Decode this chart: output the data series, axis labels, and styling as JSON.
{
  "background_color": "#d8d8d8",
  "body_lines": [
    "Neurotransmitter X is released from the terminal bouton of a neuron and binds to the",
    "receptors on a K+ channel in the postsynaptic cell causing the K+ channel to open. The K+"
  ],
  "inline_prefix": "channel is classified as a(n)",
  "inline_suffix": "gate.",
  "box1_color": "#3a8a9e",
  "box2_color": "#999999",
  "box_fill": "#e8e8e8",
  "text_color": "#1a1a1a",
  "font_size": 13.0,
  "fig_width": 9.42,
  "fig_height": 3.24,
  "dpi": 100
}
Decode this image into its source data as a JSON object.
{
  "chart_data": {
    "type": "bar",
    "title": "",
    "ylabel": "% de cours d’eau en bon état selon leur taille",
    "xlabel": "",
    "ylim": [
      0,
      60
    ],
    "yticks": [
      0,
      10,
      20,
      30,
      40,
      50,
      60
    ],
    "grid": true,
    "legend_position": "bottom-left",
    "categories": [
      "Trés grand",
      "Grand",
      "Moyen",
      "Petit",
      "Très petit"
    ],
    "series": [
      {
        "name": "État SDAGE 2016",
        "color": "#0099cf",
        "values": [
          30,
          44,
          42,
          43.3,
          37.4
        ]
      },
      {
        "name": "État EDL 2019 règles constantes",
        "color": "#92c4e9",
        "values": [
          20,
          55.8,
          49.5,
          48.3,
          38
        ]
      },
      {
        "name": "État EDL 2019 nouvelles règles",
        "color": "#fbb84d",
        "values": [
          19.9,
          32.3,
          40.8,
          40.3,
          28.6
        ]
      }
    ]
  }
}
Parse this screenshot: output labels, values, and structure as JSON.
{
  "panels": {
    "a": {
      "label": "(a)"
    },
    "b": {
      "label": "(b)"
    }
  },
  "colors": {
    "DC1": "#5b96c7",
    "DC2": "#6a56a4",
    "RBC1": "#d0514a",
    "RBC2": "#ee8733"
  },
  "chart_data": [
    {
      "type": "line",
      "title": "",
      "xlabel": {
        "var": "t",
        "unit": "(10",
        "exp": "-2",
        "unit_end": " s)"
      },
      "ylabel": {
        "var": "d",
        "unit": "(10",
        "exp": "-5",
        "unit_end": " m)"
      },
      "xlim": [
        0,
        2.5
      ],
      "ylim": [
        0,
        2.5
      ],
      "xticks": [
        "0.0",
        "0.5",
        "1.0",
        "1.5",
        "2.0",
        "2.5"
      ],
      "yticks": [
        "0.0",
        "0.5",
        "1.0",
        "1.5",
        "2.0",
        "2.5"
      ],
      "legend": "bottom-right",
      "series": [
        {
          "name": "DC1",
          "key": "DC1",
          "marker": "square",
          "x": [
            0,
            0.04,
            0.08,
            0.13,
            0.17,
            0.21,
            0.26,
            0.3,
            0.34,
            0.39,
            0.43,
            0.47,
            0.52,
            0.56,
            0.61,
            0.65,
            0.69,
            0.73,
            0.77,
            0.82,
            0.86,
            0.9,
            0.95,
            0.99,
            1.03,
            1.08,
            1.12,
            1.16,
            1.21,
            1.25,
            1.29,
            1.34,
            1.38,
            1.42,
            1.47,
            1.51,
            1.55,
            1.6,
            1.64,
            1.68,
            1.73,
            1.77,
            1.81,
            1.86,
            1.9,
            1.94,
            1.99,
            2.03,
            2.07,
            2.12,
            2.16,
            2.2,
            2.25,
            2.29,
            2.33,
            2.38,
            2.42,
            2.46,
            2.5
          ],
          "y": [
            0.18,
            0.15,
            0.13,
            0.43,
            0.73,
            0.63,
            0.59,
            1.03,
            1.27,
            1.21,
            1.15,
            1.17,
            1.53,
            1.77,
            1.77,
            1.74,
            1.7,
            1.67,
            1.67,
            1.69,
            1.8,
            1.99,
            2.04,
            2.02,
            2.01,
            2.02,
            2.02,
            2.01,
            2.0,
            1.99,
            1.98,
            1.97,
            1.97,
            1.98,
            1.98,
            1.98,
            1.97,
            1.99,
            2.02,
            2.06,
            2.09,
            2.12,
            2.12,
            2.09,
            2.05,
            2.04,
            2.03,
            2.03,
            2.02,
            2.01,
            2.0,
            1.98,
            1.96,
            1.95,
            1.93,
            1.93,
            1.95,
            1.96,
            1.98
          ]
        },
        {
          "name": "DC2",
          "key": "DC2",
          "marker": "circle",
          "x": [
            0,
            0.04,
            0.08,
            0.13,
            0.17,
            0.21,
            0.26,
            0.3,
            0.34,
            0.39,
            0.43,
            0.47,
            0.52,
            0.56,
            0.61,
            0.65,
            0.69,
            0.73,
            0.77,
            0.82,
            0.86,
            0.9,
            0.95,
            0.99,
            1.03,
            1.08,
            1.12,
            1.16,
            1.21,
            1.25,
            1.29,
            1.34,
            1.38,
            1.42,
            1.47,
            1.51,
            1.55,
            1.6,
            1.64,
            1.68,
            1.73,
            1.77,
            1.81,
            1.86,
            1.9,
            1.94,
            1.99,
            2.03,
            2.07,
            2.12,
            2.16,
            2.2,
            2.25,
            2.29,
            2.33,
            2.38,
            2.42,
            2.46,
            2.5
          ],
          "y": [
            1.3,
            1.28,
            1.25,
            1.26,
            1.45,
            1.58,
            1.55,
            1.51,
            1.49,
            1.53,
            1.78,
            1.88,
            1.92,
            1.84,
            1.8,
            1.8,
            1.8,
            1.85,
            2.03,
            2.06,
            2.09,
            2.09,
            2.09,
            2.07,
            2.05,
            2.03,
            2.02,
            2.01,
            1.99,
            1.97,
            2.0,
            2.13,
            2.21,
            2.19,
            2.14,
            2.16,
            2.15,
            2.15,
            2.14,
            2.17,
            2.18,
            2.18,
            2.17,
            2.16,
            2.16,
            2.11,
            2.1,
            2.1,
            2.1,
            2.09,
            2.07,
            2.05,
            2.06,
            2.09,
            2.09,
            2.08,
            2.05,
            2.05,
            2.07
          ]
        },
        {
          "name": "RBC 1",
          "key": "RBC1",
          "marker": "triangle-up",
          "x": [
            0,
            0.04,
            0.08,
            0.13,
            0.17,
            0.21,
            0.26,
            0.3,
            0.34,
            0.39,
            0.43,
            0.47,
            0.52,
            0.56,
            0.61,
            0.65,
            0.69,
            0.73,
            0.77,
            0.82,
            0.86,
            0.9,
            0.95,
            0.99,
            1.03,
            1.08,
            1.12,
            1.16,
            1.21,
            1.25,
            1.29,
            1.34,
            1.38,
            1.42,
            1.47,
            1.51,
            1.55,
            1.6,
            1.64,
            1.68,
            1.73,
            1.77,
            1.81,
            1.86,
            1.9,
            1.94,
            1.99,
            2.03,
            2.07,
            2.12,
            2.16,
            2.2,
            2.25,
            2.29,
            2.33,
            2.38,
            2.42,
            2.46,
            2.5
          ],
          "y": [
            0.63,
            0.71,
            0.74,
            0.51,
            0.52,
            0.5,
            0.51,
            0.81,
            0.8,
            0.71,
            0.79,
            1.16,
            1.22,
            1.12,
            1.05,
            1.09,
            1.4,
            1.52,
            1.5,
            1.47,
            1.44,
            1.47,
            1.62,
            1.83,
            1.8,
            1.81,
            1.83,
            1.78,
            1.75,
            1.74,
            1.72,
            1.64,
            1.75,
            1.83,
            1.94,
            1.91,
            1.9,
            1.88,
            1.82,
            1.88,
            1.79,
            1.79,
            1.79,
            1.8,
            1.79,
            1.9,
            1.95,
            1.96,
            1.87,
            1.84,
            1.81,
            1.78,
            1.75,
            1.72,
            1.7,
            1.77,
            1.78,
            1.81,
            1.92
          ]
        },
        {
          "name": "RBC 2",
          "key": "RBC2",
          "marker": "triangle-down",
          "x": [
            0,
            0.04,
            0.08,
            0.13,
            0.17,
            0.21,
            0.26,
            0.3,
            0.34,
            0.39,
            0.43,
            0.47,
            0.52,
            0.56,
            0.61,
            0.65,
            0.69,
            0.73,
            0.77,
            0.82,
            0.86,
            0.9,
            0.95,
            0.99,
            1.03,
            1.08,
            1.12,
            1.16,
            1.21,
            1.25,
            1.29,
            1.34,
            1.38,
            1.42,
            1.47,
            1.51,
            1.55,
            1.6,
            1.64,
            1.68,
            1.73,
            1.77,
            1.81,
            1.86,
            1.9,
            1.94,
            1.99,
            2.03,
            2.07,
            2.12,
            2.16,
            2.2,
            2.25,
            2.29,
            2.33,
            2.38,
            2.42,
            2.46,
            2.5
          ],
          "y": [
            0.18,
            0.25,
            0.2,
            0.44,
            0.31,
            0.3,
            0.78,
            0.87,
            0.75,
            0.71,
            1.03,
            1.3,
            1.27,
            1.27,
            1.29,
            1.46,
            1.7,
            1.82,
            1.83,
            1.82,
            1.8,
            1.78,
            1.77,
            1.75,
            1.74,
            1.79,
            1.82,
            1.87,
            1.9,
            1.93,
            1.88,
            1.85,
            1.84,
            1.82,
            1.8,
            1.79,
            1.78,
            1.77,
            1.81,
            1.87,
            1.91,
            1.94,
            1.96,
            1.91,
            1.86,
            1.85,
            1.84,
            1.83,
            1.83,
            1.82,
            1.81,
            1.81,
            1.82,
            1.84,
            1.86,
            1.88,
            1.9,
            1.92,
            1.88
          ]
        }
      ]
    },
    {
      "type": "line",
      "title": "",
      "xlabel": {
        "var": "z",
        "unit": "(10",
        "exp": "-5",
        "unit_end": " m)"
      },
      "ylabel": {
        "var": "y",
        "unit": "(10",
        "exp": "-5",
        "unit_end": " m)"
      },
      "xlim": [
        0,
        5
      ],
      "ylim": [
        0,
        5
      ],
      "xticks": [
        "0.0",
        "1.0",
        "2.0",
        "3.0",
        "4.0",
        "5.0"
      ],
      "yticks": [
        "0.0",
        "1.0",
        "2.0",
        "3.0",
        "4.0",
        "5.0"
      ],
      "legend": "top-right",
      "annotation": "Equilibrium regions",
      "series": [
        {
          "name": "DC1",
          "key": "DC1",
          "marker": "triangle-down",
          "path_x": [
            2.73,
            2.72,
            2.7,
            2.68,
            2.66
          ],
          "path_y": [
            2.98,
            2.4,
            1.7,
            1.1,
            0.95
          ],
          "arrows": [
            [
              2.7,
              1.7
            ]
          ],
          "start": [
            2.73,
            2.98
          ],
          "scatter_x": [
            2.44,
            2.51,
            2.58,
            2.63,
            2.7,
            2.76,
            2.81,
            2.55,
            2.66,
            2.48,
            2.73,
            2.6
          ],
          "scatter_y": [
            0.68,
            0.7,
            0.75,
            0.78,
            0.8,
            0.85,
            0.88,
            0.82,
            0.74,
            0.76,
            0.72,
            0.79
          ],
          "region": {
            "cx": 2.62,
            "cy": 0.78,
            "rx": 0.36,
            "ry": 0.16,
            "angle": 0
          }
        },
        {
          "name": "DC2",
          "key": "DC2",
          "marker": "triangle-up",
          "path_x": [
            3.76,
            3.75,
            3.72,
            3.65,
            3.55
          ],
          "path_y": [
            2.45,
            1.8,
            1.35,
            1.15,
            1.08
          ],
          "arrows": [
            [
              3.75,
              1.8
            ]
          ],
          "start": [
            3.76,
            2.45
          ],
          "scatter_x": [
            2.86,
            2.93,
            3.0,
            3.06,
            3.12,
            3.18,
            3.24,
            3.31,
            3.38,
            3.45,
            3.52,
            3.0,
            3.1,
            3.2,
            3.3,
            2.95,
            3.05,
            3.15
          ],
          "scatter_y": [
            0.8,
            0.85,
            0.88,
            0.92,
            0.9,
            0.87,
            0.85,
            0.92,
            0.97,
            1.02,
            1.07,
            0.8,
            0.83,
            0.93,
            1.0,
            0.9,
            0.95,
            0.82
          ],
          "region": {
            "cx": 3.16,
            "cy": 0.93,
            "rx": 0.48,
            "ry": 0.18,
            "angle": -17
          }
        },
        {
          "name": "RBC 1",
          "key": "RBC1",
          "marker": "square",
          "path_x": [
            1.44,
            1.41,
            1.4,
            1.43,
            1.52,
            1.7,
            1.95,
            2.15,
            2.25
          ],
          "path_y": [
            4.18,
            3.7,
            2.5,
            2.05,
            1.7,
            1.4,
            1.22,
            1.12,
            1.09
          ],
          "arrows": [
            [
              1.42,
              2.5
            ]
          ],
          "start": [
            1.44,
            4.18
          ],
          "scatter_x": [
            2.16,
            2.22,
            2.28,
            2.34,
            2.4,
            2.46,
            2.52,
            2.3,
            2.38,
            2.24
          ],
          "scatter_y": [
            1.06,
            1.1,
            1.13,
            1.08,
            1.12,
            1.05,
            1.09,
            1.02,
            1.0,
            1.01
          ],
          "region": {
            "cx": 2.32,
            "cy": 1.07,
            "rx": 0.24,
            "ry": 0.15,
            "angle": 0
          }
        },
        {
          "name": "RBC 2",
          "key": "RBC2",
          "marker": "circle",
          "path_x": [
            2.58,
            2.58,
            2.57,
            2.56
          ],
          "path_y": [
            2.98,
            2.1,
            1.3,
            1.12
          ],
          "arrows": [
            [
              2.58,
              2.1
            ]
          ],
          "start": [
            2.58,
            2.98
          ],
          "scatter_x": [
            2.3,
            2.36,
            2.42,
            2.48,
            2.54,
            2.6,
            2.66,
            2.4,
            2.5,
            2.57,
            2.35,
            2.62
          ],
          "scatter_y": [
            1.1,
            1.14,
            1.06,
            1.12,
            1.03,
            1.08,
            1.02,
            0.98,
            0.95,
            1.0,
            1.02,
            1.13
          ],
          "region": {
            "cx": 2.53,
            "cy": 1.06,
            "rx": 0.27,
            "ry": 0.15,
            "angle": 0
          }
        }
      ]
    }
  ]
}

◆ ◆ ◆ ◆ ◆

Check each line of the entries above, and show every one holding the word "labels".

• **Right answer**
Decode this chart: output the data series, axis labels, and styling as JSON.
Parse this screenshot: output labels, values, and structure as JSON.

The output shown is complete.